### [STATED TASK]
Every record that follows must be duplicated exactly, with images left out.

### [STORED DATA]
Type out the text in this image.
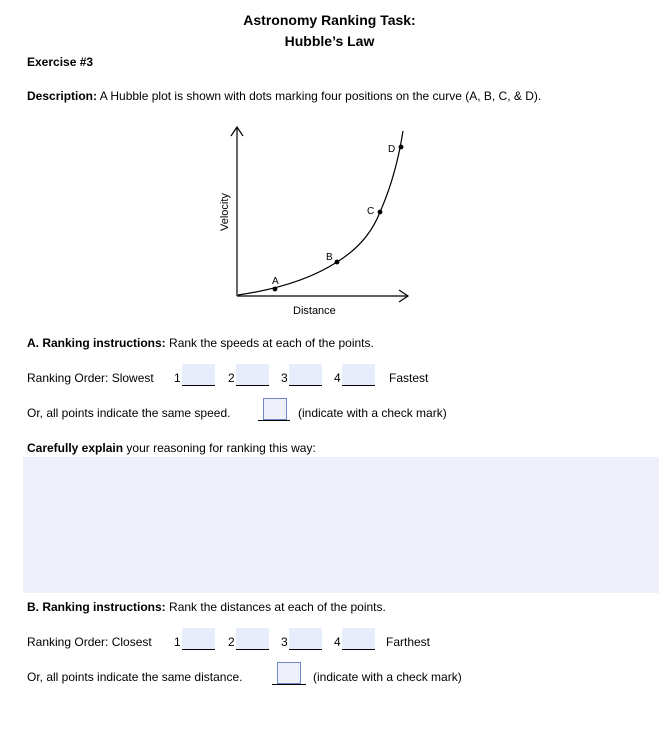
Astronomy Ranking Task:
Hubble’s Law
Exercise #3
Description: A Hubble plot is shown with dots marking four positions on the curve (A, B, C, & D).
A
B
C
D
Velocity
Distance
A. Ranking instructions: Rank the speeds at each of the points.
Ranking Order: Slowest 1	2	3	4	Fastest
Or, all points indicate the same speed.	(indicate with a check mark)
Carefully explain your reasoning for ranking this way:
B. Ranking instructions: Rank the distances at each of the points.
Ranking Order: Closest 1	2	3	4	Farthest
Or, all points indicate the same distance.	(indicate with a check mark)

### [TASK RESULT]
Type out the text in this image.
Astronomy Ranking Task:
Hubble’s Law
Exercise #3
Description: A Hubble plot is shown with dots marking four positions on the curve (A, B, C, & D).
A
B
C
D
Velocity
Distance
A. Ranking instructions: Rank the speeds at each of the points.
Ranking Order: Slowest 1	2	3	4	Fastest
Or, all points indicate the same speed.	(indicate with a check mark)
Carefully explain your reasoning for ranking this way:
B. Ranking instructions: Rank the distances at each of the points.
Ranking Order: Closest 1	2	3	4	Farthest
Or, all points indicate the same distance.	(indicate with a check mark)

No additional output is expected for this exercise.